Retype the material that follows, keeping every word as it is.

═════ EXERCISE MATERIALS

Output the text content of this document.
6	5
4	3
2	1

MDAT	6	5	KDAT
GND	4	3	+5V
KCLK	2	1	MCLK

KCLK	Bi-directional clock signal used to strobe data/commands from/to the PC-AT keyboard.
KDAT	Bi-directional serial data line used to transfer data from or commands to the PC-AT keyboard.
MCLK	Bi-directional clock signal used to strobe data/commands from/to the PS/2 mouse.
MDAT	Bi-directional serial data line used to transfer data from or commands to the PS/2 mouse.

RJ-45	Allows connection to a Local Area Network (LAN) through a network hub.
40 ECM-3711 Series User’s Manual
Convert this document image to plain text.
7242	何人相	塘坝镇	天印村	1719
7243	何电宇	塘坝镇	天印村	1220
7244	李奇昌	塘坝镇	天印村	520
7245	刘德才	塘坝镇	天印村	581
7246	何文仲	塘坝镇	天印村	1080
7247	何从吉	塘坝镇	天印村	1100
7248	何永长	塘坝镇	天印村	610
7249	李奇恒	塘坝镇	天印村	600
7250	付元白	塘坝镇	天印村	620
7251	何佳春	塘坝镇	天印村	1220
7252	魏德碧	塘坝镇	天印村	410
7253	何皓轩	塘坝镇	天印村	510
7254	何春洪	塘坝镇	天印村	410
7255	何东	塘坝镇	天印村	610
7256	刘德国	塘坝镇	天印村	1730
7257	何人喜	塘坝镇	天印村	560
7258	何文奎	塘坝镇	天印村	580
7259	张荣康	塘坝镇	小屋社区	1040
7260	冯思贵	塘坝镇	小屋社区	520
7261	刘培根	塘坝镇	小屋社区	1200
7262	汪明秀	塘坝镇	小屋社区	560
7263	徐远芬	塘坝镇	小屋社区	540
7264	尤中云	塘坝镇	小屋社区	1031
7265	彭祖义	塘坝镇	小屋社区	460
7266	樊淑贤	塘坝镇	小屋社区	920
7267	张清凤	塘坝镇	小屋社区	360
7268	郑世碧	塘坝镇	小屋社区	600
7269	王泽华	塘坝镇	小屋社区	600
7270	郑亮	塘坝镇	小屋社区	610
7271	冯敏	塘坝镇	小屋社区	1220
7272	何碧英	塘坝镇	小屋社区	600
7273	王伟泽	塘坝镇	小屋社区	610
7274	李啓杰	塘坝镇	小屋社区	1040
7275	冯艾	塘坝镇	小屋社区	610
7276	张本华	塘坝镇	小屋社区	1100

══════════

== RESULT OF THE EXERCISE ==
Output the text content of this document.
6	5
4	3
2	1

MDAT	6	5	KDAT
GND	4	3	+5V
KCLK	2	1	MCLK

KCLK	Bi-directional clock signal used to strobe data/commands from/to the PC-AT keyboard.
KDAT	Bi-directional serial data line used to transfer data from or commands to the PC-AT keyboard.
MCLK	Bi-directional clock signal used to strobe data/commands from/to the PS/2 mouse.
MDAT	Bi-directional serial data line used to transfer data from or commands to the PS/2 mouse.

RJ-45	Allows connection to a Local Area Network (LAN) through a network hub.
40 ECM-3711 Series User’s Manual
Convert this document image to plain text.
7242	何人相	塘坝镇	天印村	1719
7243	何电宇	塘坝镇	天印村	1220
7244	李奇昌	塘坝镇	天印村	520
7245	刘德才	塘坝镇	天印村	581
7246	何文仲	塘坝镇	天印村	1080
7247	何从吉	塘坝镇	天印村	1100
7248	何永长	塘坝镇	天印村	610
7249	李奇恒	塘坝镇	天印村	600
7250	付元白	塘坝镇	天印村	620
7251	何佳春	塘坝镇	天印村	1220
7252	魏德碧	塘坝镇	天印村	410
7253	何皓轩	塘坝镇	天印村	510
7254	何春洪	塘坝镇	天印村	410
7255	何东	塘坝镇	天印村	610
7256	刘德国	塘坝镇	天印村	1730
7257	何人喜	塘坝镇	天印村	560
7258	何文奎	塘坝镇	天印村	580
7259	张荣康	塘坝镇	小屋社区	1040
7260	冯思贵	塘坝镇	小屋社区	520
7261	刘培根	塘坝镇	小屋社区	1200
7262	汪明秀	塘坝镇	小屋社区	560
7263	徐远芬	塘坝镇	小屋社区	540
7264	尤中云	塘坝镇	小屋社区	1031
7265	彭祖义	塘坝镇	小屋社区	460
7266	樊淑贤	塘坝镇	小屋社区	920
7267	张清凤	塘坝镇	小屋社区	360
7268	郑世碧	塘坝镇	小屋社区	600
7269	王泽华	塘坝镇	小屋社区	600
7270	郑亮	塘坝镇	小屋社区	610
7271	冯敏	塘坝镇	小屋社区	1220
7272	何碧英	塘坝镇	小屋社区	600
7273	王伟泽	塘坝镇	小屋社区	610
7274	李啓杰	塘坝镇	小屋社区	1040
7275	冯艾	塘坝镇	小屋社区	610
7276	张本华	塘坝镇	小屋社区	1100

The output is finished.